- [Stated exercise]
Copy out each line that has "finance" in it.

┄┄┄┄┄┄┄┄┄┄

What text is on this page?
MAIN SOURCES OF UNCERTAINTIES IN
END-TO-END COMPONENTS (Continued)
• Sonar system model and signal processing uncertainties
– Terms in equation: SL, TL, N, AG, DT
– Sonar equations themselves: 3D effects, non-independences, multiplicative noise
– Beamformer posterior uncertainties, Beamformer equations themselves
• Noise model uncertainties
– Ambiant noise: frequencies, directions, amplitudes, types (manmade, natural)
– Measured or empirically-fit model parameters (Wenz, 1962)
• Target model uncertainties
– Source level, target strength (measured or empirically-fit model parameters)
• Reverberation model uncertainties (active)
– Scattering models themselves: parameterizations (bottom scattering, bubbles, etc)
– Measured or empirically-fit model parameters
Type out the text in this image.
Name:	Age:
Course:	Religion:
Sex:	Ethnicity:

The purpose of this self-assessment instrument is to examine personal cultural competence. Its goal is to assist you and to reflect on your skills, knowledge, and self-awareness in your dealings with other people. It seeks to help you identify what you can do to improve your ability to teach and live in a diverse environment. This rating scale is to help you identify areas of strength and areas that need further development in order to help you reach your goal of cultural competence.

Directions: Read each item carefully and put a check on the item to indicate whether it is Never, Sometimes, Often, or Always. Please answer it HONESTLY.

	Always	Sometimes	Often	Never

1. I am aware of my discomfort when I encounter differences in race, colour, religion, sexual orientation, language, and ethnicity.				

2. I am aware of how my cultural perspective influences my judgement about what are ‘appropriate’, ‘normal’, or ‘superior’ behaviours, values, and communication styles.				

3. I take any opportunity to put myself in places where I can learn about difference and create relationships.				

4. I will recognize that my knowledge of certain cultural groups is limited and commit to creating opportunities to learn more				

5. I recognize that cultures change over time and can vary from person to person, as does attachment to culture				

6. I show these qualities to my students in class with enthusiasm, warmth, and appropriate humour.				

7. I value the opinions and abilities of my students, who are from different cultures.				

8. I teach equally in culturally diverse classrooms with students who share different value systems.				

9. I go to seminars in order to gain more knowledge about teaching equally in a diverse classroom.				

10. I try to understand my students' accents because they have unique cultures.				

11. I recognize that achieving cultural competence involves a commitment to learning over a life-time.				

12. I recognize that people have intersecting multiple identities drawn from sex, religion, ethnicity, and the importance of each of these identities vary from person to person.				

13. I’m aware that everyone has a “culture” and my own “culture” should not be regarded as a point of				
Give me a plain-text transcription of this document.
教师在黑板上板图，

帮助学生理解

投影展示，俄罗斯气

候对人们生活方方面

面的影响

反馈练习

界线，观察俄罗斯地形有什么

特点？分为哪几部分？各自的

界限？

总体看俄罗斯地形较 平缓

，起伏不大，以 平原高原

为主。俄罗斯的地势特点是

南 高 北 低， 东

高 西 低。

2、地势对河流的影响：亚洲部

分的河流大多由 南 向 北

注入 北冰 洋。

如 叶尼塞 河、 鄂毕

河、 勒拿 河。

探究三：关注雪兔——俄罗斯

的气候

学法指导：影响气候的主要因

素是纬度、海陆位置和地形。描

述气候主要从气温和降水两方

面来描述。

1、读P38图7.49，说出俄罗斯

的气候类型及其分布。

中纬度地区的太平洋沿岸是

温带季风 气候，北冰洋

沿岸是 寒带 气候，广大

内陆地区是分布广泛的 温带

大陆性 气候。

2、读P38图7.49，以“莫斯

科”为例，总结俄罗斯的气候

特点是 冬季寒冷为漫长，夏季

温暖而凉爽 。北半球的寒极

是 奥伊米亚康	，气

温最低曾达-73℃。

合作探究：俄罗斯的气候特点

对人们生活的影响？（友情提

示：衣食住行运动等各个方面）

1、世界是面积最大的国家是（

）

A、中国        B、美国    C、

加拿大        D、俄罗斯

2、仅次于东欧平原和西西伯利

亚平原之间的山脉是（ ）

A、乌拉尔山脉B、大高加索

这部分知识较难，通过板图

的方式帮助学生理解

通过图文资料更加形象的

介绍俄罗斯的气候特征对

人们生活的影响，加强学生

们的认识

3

┄┄┄┄┄┄┄┄┄┄

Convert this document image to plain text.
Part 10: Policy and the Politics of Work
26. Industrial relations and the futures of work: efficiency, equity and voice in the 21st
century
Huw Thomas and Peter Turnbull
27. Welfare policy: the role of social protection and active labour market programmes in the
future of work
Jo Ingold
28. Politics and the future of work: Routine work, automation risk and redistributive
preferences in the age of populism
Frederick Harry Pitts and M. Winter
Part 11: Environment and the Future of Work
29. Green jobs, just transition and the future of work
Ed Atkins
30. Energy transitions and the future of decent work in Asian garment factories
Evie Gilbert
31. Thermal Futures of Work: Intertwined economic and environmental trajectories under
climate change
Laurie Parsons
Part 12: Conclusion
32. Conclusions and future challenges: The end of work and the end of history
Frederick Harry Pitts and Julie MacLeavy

┄┄┄┄┄┄┄┄┄┄

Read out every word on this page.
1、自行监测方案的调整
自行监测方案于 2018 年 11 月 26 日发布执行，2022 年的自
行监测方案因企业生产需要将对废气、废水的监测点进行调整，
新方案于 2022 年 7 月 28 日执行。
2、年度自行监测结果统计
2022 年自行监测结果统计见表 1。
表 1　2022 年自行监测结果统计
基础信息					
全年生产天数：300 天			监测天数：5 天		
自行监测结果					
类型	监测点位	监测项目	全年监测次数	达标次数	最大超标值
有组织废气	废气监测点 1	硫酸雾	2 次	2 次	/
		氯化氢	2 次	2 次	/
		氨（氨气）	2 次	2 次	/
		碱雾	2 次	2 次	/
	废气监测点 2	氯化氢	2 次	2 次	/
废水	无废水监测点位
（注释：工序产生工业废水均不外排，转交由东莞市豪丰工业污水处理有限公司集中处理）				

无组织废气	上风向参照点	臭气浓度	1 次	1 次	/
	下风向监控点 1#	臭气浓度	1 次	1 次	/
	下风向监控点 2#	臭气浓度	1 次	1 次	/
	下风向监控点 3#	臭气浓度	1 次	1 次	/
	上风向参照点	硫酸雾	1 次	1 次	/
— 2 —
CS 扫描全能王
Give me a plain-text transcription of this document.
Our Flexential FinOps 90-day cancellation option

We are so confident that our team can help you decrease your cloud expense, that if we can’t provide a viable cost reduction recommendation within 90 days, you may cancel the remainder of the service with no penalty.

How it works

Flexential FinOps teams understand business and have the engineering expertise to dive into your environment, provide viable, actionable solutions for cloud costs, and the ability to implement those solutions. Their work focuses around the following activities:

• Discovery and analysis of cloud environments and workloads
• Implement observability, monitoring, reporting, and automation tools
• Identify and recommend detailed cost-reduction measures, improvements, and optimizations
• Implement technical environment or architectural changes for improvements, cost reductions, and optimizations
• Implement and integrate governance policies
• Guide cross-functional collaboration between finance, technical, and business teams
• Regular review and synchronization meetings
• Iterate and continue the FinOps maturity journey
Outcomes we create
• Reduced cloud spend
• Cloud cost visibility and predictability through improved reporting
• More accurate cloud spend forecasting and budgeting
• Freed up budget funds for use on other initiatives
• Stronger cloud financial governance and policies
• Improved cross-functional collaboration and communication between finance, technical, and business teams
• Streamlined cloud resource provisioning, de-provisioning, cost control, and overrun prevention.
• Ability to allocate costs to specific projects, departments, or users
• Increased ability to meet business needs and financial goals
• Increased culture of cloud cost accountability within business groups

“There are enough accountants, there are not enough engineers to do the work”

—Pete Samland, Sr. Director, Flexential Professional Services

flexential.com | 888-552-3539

┄┄┄┄┄┄┄┄┄┄

- [The output]
• Guide cross-functional collaboration between finance, technical, and business teams
• Improved cross-functional collaboration and communication between finance, technical, and business teams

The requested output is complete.